_EXTRAIT DU TEXTE_
■ ■ ■ ■ ■

Sarkozy, Jean Daniel et le secret du 3e mandat (6e partie)
Où comment Belkhadem, Zerhouni et Bouteflika joueront une partition à trois contre le clan d'en face pour arriver à avaliser ce fameux troisième mandat.
Décembre
Toujours aucune nouvelle du référendum annoncé pourtant depuis 18 mois.
Les généraux avaient réussi à contrarier tous les plans de Bouteflika.
Ce dernier avait raté le "coup Sarkozy" et semblait en perte de vitesse. Voilà dix-huit mois que la vieille garde militaro-nationaliste déjouait ses connivences et l’empêchait de tenir ce suffrage qui lui aurait permis d’inscrire le mandat à vie dans la Constitution. Il n’était toujours pas parvenu à l’affaiblir. Même le nom qu’il avait proposé pour succéder au général Smaïn, patron du contre-espionnage, un puissant Tête-Képi décédé en août, a été jugé indésirable par les chefs de l’Armée. Il est vrai que le président avait choisi un officier connu pour son passé de tortionnaire, ce qui apparaissait bien comme une façon sournoise de discréditer l’institution militaire.
Mais Bouteflika ne s’avoue pas vaincu.

■ ■ ■ ■ ■

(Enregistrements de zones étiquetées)
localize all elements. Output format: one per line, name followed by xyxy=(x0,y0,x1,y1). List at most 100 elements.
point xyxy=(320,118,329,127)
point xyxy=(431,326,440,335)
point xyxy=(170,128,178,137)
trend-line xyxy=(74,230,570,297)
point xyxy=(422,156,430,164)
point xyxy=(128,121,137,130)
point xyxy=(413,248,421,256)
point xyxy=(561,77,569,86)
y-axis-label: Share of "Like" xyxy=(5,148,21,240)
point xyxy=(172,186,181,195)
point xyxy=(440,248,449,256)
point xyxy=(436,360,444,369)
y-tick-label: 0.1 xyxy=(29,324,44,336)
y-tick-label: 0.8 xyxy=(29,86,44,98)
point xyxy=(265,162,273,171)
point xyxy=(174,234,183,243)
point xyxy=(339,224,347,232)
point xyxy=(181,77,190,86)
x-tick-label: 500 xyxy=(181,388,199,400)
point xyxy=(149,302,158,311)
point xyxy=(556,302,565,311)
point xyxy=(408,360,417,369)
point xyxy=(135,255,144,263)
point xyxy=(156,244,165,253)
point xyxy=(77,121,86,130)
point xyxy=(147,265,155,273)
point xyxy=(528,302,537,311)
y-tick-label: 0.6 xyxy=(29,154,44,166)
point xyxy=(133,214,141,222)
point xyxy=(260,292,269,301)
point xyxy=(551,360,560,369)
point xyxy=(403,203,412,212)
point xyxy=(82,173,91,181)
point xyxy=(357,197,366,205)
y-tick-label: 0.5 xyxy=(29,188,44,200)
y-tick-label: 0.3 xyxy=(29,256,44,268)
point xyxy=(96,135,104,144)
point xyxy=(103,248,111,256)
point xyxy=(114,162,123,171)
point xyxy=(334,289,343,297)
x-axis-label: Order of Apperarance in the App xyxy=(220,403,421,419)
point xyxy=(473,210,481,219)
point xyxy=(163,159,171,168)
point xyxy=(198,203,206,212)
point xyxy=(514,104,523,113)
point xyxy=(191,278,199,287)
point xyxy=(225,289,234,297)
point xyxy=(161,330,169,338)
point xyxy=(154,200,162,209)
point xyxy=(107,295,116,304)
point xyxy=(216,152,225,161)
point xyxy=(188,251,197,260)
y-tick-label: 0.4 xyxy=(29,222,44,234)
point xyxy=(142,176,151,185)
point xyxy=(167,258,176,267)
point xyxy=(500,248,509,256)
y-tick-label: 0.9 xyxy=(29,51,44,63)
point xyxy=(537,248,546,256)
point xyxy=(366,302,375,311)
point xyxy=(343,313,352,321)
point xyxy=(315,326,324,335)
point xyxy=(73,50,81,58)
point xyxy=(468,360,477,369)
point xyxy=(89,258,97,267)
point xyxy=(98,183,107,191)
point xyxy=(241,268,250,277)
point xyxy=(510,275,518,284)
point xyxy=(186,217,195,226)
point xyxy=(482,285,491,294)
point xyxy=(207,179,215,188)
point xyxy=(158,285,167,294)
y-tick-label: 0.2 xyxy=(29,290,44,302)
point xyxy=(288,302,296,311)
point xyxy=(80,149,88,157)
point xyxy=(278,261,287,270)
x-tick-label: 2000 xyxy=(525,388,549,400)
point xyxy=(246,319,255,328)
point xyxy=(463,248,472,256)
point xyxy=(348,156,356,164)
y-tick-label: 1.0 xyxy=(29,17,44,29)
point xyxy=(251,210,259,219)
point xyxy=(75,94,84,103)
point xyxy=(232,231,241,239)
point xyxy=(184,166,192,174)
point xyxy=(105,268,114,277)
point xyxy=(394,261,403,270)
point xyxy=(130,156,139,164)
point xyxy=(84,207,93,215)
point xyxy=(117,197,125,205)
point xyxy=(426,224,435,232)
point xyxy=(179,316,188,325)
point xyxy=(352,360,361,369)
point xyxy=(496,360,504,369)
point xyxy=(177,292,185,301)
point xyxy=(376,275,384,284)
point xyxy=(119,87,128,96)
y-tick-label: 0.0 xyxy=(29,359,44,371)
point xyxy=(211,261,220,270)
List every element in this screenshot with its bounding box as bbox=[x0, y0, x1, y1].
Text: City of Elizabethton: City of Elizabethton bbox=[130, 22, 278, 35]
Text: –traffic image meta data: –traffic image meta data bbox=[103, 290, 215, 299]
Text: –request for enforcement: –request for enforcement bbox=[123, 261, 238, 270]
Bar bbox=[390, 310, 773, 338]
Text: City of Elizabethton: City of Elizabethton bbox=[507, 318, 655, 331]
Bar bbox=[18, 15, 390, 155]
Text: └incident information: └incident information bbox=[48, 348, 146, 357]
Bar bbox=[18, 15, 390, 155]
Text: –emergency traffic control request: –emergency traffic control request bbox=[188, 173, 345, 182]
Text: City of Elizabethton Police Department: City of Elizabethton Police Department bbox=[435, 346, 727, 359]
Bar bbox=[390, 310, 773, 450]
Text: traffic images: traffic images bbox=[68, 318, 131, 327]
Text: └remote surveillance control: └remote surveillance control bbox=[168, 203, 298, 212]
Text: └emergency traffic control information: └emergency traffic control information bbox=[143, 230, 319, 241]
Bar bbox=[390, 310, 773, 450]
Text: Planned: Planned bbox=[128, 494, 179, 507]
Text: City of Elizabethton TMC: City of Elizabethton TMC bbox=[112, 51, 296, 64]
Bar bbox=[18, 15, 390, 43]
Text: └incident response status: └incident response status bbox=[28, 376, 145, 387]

■ ■ ■ ■ ■

_OBJET DE L'EXERCICE_
Restituez mot pour mot le passage de l'article sur le troisième mandat, de « Sarkozy, Jean Daniel » jusqu'à « fameux troisième mandat. ».

_RÉSULTAT DE L'EXERCICE_
Sarkozy, Jean Daniel et le secret du 3e mandat (6e partie)
Où comment Belkhadem, Zerhouni et Bouteflika joueront une partition à trois contre le clan d'en face pour arriver à avaliser ce fameux troisième mandat.